> [Supplied material]:
<<<<
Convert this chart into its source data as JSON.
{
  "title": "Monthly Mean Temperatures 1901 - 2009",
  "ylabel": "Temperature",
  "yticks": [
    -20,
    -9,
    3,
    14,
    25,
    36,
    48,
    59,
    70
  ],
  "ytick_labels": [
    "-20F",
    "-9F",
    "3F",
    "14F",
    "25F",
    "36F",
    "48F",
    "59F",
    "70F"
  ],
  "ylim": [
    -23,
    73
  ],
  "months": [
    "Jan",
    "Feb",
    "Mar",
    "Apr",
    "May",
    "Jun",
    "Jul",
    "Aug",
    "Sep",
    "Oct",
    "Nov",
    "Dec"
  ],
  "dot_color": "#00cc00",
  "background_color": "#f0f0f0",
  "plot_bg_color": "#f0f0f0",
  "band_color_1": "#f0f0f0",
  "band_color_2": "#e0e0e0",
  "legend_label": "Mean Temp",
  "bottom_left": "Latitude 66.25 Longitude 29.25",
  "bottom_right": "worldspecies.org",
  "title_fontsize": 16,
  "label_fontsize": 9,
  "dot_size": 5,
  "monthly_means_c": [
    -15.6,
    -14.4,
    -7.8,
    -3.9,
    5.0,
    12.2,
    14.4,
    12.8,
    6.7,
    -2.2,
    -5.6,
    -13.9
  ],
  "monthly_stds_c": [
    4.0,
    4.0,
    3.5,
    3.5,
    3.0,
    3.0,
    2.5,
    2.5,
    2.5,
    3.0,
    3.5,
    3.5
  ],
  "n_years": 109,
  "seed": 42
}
>>>>
> [What you have to do]:
Write out the whole listing again, exactly as it stands.

> [Correct answer]:
Convert this chart into its source data as JSON.
{
  "title": "Monthly Mean Temperatures 1901 - 2009",
  "ylabel": "Temperature",
  "yticks": [
    -20,
    -9,
    3,
    14,
    25,
    36,
    48,
    59,
    70
  ],
  "ytick_labels": [
    "-20F",
    "-9F",
    "3F",
    "14F",
    "25F",
    "36F",
    "48F",
    "59F",
    "70F"
  ],
  "ylim": [
    -23,
    73
  ],
  "months": [
    "Jan",
    "Feb",
    "Mar",
    "Apr",
    "May",
    "Jun",
    "Jul",
    "Aug",
    "Sep",
    "Oct",
    "Nov",
    "Dec"
  ],
  "dot_color": "#00cc00",
  "background_color": "#f0f0f0",
  "plot_bg_color": "#f0f0f0",
  "band_color_1": "#f0f0f0",
  "band_color_2": "#e0e0e0",
  "legend_label": "Mean Temp",
  "bottom_left": "Latitude 66.25 Longitude 29.25",
  "bottom_right": "worldspecies.org",
  "title_fontsize": 16,
  "label_fontsize": 9,
  "dot_size": 5,
  "monthly_means_c": [
    -15.6,
    -14.4,
    -7.8,
    -3.9,
    5.0,
    12.2,
    14.4,
    12.8,
    6.7,
    -2.2,
    -5.6,
    -13.9
  ],
  "monthly_stds_c": [
    4.0,
    4.0,
    3.5,
    3.5,
    3.0,
    3.0,
    2.5,
    2.5,
    2.5,
    3.0,
    3.5,
    3.5
  ],
  "n_years": 109,
  "seed": 42
}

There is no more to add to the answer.